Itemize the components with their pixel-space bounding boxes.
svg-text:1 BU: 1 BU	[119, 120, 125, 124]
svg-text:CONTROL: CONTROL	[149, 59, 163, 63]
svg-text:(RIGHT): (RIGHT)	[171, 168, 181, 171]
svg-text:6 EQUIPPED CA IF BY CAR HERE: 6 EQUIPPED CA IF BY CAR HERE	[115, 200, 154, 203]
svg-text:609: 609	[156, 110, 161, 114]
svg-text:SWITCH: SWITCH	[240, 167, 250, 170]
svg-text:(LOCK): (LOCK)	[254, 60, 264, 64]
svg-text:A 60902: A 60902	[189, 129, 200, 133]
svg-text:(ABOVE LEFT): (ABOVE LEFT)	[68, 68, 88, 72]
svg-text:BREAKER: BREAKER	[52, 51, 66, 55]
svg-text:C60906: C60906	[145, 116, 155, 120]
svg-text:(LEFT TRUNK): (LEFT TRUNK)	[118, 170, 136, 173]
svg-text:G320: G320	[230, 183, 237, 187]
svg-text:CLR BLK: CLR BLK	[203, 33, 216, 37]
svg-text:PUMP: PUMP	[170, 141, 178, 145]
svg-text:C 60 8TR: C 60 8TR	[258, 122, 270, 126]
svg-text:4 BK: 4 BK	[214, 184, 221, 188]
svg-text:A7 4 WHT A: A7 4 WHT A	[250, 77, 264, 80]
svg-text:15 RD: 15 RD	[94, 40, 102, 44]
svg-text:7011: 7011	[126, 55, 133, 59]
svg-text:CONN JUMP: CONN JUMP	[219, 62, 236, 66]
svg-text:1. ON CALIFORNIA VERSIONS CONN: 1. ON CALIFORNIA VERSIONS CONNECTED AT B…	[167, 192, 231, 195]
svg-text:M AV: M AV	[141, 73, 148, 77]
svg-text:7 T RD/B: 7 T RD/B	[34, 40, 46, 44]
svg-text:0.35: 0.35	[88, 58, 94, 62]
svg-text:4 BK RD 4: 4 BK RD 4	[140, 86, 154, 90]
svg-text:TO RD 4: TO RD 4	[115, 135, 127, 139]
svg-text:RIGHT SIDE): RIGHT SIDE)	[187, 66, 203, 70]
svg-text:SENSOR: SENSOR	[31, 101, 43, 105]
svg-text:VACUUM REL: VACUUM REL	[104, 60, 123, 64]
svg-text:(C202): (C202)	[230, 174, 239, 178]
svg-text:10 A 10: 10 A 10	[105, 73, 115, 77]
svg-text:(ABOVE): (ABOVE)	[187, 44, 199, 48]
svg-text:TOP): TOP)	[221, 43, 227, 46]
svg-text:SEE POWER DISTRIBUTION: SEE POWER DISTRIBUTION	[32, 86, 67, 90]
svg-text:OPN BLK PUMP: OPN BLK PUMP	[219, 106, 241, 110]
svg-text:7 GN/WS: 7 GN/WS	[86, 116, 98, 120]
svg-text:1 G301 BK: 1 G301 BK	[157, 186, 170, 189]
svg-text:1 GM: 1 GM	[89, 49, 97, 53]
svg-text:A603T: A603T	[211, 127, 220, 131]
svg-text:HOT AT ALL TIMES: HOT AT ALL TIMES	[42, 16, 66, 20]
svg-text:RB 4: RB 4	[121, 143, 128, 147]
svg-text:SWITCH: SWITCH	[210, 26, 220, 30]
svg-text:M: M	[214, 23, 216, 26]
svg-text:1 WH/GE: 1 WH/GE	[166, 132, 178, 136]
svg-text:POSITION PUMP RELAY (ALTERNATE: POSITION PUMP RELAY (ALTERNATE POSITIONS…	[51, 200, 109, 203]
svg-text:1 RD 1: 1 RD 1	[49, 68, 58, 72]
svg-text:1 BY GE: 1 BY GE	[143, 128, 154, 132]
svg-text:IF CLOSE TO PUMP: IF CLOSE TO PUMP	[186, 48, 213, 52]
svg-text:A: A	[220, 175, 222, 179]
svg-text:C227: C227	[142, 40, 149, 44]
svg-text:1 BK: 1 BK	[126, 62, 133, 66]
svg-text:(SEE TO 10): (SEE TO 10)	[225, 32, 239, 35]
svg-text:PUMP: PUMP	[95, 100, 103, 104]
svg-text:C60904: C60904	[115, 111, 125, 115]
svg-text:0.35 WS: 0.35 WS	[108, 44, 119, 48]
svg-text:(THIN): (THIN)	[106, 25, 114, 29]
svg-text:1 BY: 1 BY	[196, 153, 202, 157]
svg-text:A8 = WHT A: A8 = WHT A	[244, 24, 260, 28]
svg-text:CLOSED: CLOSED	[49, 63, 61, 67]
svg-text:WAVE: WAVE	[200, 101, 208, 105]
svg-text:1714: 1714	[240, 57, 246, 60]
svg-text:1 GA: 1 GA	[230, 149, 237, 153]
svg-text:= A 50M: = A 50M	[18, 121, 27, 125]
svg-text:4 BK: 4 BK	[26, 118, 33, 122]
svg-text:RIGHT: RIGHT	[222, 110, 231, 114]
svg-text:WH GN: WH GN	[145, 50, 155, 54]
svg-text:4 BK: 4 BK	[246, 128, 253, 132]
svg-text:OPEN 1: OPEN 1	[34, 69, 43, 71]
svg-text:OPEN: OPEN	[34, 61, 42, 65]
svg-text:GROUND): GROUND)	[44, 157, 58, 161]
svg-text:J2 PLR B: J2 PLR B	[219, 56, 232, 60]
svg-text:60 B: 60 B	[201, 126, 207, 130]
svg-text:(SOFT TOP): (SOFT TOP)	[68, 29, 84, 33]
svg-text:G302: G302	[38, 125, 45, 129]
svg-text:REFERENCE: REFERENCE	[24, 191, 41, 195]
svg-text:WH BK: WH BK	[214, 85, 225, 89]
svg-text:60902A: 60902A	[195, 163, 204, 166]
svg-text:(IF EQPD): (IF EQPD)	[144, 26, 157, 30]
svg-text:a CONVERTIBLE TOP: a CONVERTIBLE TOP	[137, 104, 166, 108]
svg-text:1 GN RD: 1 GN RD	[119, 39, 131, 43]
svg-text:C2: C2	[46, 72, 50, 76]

= = = = =

→ **To do**:
Copy out all of the data above line for line, with no changes.

→ **Response**:
Itemize the components with their pixel-space bounding boxes.
svg-text:1 BU: 1 BU	[119, 120, 125, 124]
svg-text:CONTROL: CONTROL	[149, 59, 163, 63]
svg-text:(RIGHT): (RIGHT)	[171, 168, 181, 171]
svg-text:6 EQUIPPED CA IF BY CAR HERE: 6 EQUIPPED CA IF BY CAR HERE	[115, 200, 154, 203]
svg-text:609: 609	[156, 110, 161, 114]
svg-text:SWITCH: SWITCH	[240, 167, 250, 170]
svg-text:(LOCK): (LOCK)	[254, 60, 264, 64]
svg-text:A 60902: A 60902	[189, 129, 200, 133]
svg-text:(ABOVE LEFT): (ABOVE LEFT)	[68, 68, 88, 72]
svg-text:BREAKER: BREAKER	[52, 51, 66, 55]
svg-text:C60906: C60906	[145, 116, 155, 120]
svg-text:(LEFT TRUNK): (LEFT TRUNK)	[118, 170, 136, 173]
svg-text:G320: G320	[230, 183, 237, 187]
svg-text:CLR BLK: CLR BLK	[203, 33, 216, 37]
svg-text:PUMP: PUMP	[170, 141, 178, 145]
svg-text:C 60 8TR: C 60 8TR	[258, 122, 270, 126]
svg-text:4 BK: 4 BK	[214, 184, 221, 188]
svg-text:A7 4 WHT A: A7 4 WHT A	[250, 77, 264, 80]
svg-text:15 RD: 15 RD	[94, 40, 102, 44]
svg-text:7011: 7011	[126, 55, 133, 59]
svg-text:CONN JUMP: CONN JUMP	[219, 62, 236, 66]
svg-text:1. ON CALIFORNIA VERSIONS CONN: 1. ON CALIFORNIA VERSIONS CONNECTED AT B…	[167, 192, 231, 195]
svg-text:M AV: M AV	[141, 73, 148, 77]
svg-text:7 T RD/B: 7 T RD/B	[34, 40, 46, 44]
svg-text:0.35: 0.35	[88, 58, 94, 62]
svg-text:4 BK RD 4: 4 BK RD 4	[140, 86, 154, 90]
svg-text:TO RD 4: TO RD 4	[115, 135, 127, 139]
svg-text:RIGHT SIDE): RIGHT SIDE)	[187, 66, 203, 70]
svg-text:SENSOR: SENSOR	[31, 101, 43, 105]
svg-text:VACUUM REL: VACUUM REL	[104, 60, 123, 64]
svg-text:(C202): (C202)	[230, 174, 239, 178]
svg-text:10 A 10: 10 A 10	[105, 73, 115, 77]
svg-text:(ABOVE): (ABOVE)	[187, 44, 199, 48]
svg-text:TOP): TOP)	[221, 43, 227, 46]
svg-text:SEE POWER DISTRIBUTION: SEE POWER DISTRIBUTION	[32, 86, 67, 90]
svg-text:OPN BLK PUMP: OPN BLK PUMP	[219, 106, 241, 110]
svg-text:7 GN/WS: 7 GN/WS	[86, 116, 98, 120]
svg-text:1 G301 BK: 1 G301 BK	[157, 186, 170, 189]
svg-text:1 GM: 1 GM	[89, 49, 97, 53]
svg-text:A603T: A603T	[211, 127, 220, 131]
svg-text:HOT AT ALL TIMES: HOT AT ALL TIMES	[42, 16, 66, 20]
svg-text:RB 4: RB 4	[121, 143, 128, 147]
svg-text:SWITCH: SWITCH	[210, 26, 220, 30]
svg-text:M: M	[214, 23, 216, 26]
svg-text:1 WH/GE: 1 WH/GE	[166, 132, 178, 136]
svg-text:POSITION PUMP RELAY (ALTERNATE: POSITION PUMP RELAY (ALTERNATE POSITIONS…	[51, 200, 109, 203]
svg-text:1 RD 1: 1 RD 1	[49, 68, 58, 72]
svg-text:1 BY GE: 1 BY GE	[143, 128, 154, 132]
svg-text:IF CLOSE TO PUMP: IF CLOSE TO PUMP	[186, 48, 213, 52]
svg-text:A: A	[220, 175, 222, 179]
svg-text:C227: C227	[142, 40, 149, 44]
svg-text:1 BK: 1 BK	[126, 62, 133, 66]
svg-text:(SEE TO 10): (SEE TO 10)	[225, 32, 239, 35]
svg-text:PUMP: PUMP	[95, 100, 103, 104]
svg-text:C60904: C60904	[115, 111, 125, 115]
svg-text:0.35 WS: 0.35 WS	[108, 44, 119, 48]
svg-text:(THIN): (THIN)	[106, 25, 114, 29]
svg-text:1 BY: 1 BY	[196, 153, 202, 157]
svg-text:A8 = WHT A: A8 = WHT A	[244, 24, 260, 28]
svg-text:CLOSED: CLOSED	[49, 63, 61, 67]
svg-text:WAVE: WAVE	[200, 101, 208, 105]
svg-text:1714: 1714	[240, 57, 246, 60]
svg-text:1 GA: 1 GA	[230, 149, 237, 153]
svg-text:= A 50M: = A 50M	[18, 121, 27, 125]
svg-text:4 BK: 4 BK	[26, 118, 33, 122]
svg-text:RIGHT: RIGHT	[222, 110, 231, 114]
svg-text:WH GN: WH GN	[145, 50, 155, 54]
svg-text:4 BK: 4 BK	[246, 128, 253, 132]
svg-text:OPEN 1: OPEN 1	[34, 69, 43, 71]
svg-text:OPEN: OPEN	[34, 61, 42, 65]
svg-text:GROUND): GROUND)	[44, 157, 58, 161]
svg-text:J2 PLR B: J2 PLR B	[219, 56, 232, 60]
svg-text:60 B: 60 B	[201, 126, 207, 130]
svg-text:(SOFT TOP): (SOFT TOP)	[68, 29, 84, 33]
svg-text:G302: G302	[38, 125, 45, 129]
svg-text:REFERENCE: REFERENCE	[24, 191, 41, 195]
svg-text:WH BK: WH BK	[214, 85, 225, 89]
svg-text:60902A: 60902A	[195, 163, 204, 166]
svg-text:(IF EQPD): (IF EQPD)	[144, 26, 157, 30]
svg-text:a CONVERTIBLE TOP: a CONVERTIBLE TOP	[137, 104, 166, 108]
svg-text:1 GN RD: 1 GN RD	[119, 39, 131, 43]
svg-text:C2: C2	[46, 72, 50, 76]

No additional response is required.